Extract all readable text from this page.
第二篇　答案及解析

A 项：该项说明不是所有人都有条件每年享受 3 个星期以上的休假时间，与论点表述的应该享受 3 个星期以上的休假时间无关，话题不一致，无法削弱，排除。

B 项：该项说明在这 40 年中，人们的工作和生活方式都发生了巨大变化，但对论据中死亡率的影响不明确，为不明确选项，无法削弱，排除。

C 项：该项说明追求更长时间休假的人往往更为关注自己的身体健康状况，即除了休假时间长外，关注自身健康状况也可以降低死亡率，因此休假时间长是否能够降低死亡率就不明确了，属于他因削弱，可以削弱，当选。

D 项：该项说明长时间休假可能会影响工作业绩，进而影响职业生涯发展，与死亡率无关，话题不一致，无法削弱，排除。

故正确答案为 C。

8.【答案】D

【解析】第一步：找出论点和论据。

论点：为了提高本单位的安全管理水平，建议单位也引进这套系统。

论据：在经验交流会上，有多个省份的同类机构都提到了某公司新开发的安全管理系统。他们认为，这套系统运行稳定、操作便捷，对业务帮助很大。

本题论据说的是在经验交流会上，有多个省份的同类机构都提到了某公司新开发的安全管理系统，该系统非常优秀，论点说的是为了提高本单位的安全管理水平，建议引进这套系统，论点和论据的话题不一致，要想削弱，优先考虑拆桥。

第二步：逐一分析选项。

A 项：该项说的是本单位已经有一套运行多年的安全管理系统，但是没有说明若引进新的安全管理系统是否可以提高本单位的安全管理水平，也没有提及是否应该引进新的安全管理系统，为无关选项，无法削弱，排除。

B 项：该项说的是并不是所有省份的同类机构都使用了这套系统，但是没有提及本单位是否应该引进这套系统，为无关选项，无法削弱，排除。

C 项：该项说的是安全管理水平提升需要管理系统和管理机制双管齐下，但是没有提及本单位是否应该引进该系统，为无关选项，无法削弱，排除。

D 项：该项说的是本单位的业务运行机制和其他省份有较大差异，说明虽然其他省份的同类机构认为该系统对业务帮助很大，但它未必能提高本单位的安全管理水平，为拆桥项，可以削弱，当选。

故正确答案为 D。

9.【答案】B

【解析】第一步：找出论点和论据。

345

......

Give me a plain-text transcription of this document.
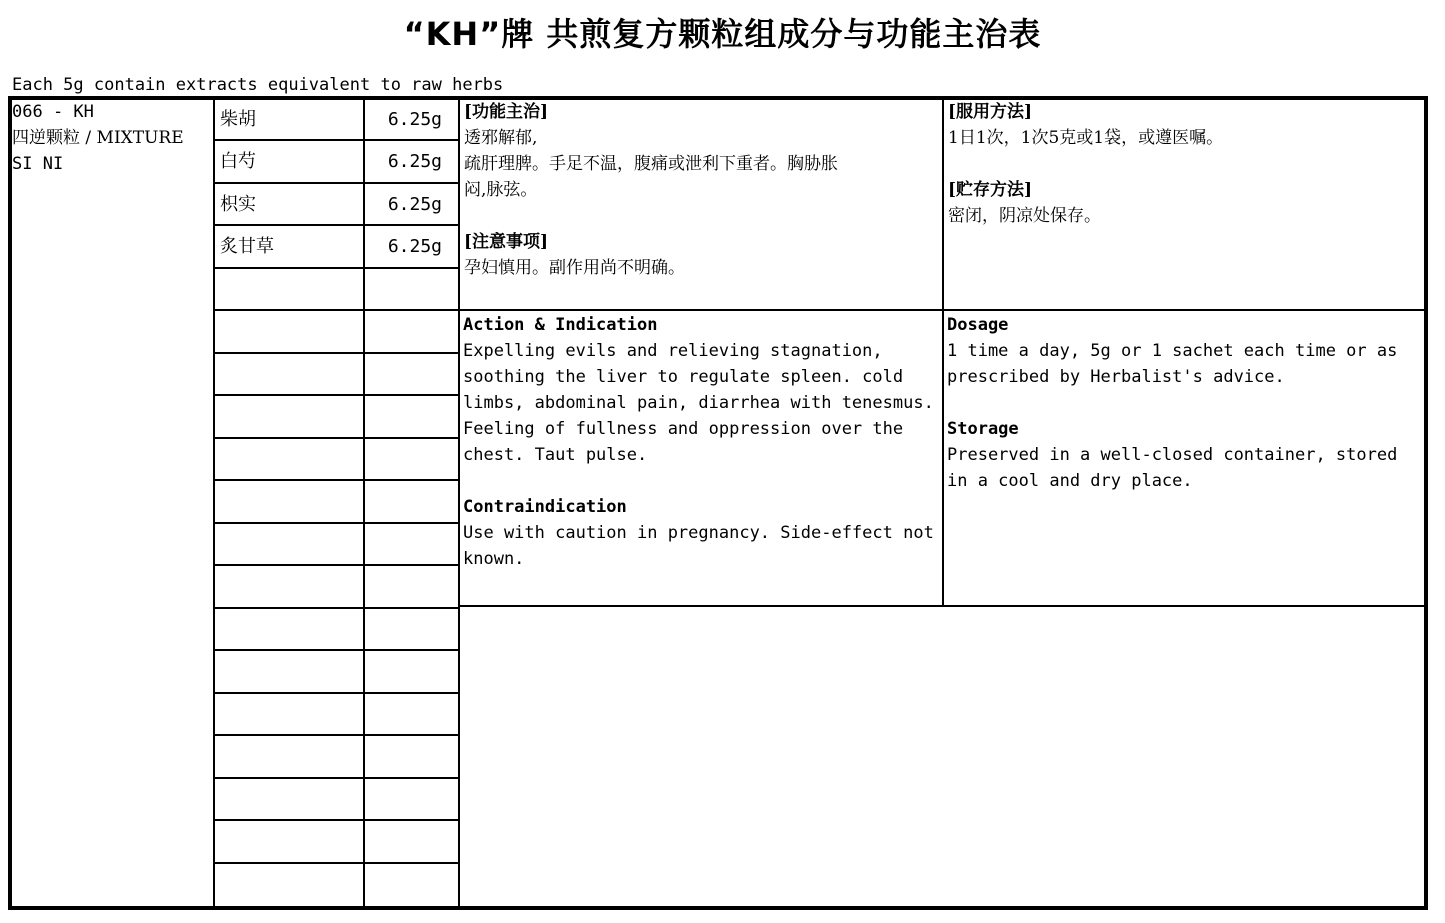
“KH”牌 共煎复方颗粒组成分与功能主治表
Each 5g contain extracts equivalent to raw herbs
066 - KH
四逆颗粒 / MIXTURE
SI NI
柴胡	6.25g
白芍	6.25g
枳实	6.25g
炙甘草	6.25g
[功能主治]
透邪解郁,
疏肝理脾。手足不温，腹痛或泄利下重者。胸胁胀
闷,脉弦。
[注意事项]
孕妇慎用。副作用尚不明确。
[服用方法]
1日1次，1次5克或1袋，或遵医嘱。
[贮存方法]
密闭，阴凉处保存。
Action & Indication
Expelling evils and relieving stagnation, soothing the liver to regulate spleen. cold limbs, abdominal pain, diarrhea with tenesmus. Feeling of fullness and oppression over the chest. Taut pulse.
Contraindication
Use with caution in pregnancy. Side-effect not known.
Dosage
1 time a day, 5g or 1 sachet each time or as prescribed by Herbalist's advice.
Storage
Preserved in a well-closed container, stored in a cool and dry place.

......

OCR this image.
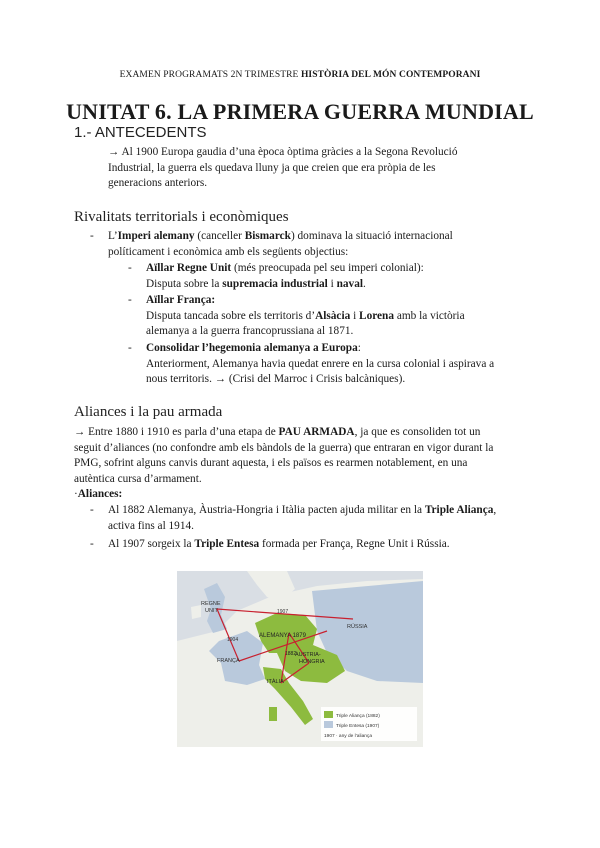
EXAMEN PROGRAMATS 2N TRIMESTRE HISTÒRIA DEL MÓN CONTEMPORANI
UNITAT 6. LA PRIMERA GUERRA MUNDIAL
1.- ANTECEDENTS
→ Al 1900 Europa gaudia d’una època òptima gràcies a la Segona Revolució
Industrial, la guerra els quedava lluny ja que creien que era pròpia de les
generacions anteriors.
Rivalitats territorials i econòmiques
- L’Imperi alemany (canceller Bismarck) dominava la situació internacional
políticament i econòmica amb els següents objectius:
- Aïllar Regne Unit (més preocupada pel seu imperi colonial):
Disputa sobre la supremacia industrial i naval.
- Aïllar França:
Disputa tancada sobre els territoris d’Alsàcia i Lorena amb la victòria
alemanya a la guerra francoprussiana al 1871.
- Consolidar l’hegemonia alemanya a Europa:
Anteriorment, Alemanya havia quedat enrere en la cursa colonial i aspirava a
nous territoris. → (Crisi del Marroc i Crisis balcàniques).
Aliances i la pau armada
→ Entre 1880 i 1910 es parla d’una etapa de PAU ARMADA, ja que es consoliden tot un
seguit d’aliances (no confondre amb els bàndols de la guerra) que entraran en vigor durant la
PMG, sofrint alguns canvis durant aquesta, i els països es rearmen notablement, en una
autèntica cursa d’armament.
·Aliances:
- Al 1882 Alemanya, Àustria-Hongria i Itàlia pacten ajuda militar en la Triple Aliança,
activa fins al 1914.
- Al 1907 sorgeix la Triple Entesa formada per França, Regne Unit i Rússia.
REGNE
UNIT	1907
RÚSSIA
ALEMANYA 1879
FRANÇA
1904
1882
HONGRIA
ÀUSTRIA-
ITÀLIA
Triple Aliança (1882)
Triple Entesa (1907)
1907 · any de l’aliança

......

■ Task objective: Your answer should be a single number: the count of lines that contain "Triple".

■ Correct answer: 4